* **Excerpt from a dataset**
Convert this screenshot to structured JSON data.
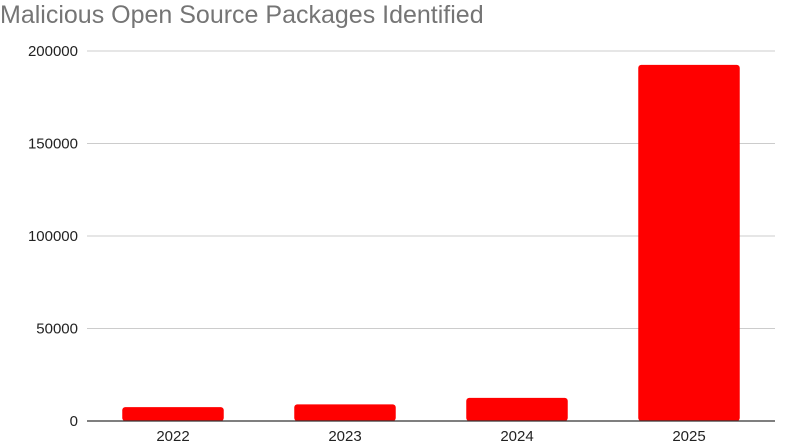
{
  "chart_data": {
    "type": "bar",
    "title": "Malicious Open Source Packages Identified",
    "categories": [
      "2022",
      "2023",
      "2024",
      "2025"
    ],
    "values": [
      7500,
      9000,
      12500,
      192500
    ],
    "xlabel": "",
    "ylabel": "",
    "ylim": [
      0,
      200000
    ],
    "yticks": [
      "0",
      "50000",
      "100000",
      "150000",
      "200000"
    ],
    "grid": true,
    "legend": "none",
    "bar_color": "#ff0000",
    "grid_color": "#cccccc"
  }
}
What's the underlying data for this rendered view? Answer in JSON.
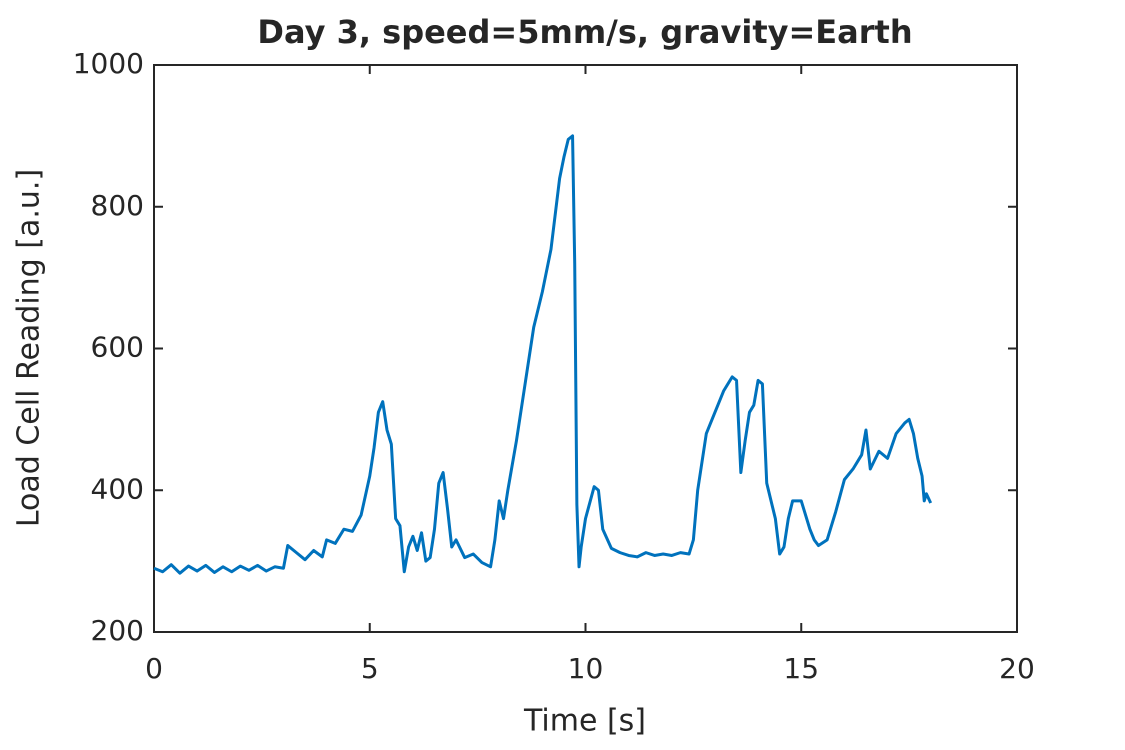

* **What is needed**
Transcribe every entry word for word, but omit the pictures.

* **Worked answer**
Convert this screenshot to structured JSON data.
{
  "chart_data": {
    "type": "bar",
    "title": "Malicious Open Source Packages Identified",
    "categories": [
      "2022",
      "2023",
      "2024",
      "2025"
    ],
    "values": [
      7500,
      9000,
      12500,
      192500
    ],
    "xlabel": "",
    "ylabel": "",
    "ylim": [
      0,
      200000
    ],
    "yticks": [
      "0",
      "50000",
      "100000",
      "150000",
      "200000"
    ],
    "grid": true,
    "legend": "none",
    "bar_color": "#ff0000",
    "grid_color": "#cccccc"
  }
}
What's the underlying data for this rendered view? Answer in JSON.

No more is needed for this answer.